■ GOAL
Reproduce word for word the material below, starting at its first line and ending with the line that contains "The low melting", including that line.

Some records
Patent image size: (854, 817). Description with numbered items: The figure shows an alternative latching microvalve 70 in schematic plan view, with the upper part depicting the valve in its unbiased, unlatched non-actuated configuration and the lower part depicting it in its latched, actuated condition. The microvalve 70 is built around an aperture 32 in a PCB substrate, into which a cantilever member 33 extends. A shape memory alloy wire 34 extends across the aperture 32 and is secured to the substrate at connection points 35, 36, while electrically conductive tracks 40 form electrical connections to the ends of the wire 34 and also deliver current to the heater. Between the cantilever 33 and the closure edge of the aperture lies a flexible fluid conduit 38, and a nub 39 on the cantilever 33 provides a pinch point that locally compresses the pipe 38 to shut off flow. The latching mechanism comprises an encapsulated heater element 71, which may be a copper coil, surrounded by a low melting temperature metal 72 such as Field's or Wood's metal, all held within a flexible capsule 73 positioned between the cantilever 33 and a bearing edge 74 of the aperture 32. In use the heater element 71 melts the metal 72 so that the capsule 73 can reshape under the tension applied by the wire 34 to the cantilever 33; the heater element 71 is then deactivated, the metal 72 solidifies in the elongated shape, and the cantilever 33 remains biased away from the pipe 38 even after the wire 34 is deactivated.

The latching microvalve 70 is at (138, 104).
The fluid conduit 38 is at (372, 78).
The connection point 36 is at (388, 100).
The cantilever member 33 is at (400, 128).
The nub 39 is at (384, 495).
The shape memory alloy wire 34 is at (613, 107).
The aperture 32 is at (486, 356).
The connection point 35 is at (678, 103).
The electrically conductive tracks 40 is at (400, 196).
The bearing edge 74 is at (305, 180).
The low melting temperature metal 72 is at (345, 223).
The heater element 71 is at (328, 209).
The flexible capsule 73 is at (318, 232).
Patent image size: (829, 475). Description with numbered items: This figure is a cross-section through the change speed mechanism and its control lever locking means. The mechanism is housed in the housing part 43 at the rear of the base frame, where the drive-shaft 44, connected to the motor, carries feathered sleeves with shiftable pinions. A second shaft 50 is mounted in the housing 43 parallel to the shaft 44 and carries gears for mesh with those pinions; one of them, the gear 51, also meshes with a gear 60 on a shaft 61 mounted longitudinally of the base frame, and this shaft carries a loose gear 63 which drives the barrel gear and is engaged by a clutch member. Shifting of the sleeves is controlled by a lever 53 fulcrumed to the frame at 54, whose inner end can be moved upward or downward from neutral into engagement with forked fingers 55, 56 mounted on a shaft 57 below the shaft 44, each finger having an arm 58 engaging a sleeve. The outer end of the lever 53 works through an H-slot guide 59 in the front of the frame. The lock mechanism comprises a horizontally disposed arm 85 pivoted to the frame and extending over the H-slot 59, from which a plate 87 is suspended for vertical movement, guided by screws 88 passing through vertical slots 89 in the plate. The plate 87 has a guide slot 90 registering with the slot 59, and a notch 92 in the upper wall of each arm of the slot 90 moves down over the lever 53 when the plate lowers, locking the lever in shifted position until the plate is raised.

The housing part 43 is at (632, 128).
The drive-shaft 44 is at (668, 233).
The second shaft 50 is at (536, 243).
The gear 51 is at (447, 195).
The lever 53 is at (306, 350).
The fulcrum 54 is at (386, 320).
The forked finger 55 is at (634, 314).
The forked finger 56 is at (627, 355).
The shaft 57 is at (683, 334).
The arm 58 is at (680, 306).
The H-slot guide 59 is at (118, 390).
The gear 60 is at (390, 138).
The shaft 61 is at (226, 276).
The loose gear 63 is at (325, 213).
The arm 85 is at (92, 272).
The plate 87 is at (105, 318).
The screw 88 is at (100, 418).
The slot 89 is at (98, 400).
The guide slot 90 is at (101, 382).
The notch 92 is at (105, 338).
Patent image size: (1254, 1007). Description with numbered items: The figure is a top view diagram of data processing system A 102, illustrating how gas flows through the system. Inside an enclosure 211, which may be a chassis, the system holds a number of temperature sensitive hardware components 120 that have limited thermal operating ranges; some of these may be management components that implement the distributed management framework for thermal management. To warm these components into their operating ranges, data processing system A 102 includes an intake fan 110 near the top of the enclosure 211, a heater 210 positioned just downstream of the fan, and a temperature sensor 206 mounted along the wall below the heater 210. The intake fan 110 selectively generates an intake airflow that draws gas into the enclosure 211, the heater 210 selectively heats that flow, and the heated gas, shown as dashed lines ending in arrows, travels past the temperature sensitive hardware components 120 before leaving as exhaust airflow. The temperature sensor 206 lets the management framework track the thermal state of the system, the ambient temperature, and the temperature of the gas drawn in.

■ EXERCISE OUTPUT
Patent image size: (854, 817). Description with numbered items: The figure shows an alternative latching microvalve 70 in schematic plan view, with the upper part depicting the valve in its unbiased, unlatched non-actuated configuration and the lower part depicting it in its latched, actuated condition. The microvalve 70 is built around an aperture 32 in a PCB substrate, into which a cantilever member 33 extends. A shape memory alloy wire 34 extends across the aperture 32 and is secured to the substrate at connection points 35, 36, while electrically conductive tracks 40 form electrical connections to the ends of the wire 34 and also deliver current to the heater. Between the cantilever 33 and the closure edge of the aperture lies a flexible fluid conduit 38, and a nub 39 on the cantilever 33 provides a pinch point that locally compresses the pipe 38 to shut off flow. The latching mechanism comprises an encapsulated heater element 71, which may be a copper coil, surrounded by a low melting temperature metal 72 such as Field's or Wood's metal, all held within a flexible capsule 73 positioned between the cantilever 33 and a bearing edge 74 of the aperture 32. In use the heater element 71 melts the metal 72 so that the capsule 73 can reshape under the tension applied by the wire 34 to the cantilever 33; the heater element 71 is then deactivated, the metal 72 solidifies in the elongated shape, and the cantilever 33 remains biased away from the pipe 38 even after the wire 34 is deactivated.

The latching microvalve 70 is at (138, 104).
The fluid conduit 38 is at (372, 78).
The connection point 36 is at (388, 100).
The cantilever member 33 is at (400, 128).
The nub 39 is at (384, 495).
The shape memory alloy wire 34 is at (613, 107).
The aperture 32 is at (486, 356).
The connection point 35 is at (678, 103).
The electrically conductive tracks 40 is at (400, 196).
The bearing edge 74 is at (305, 180).
The low melting temperature metal 72 is at (345, 223).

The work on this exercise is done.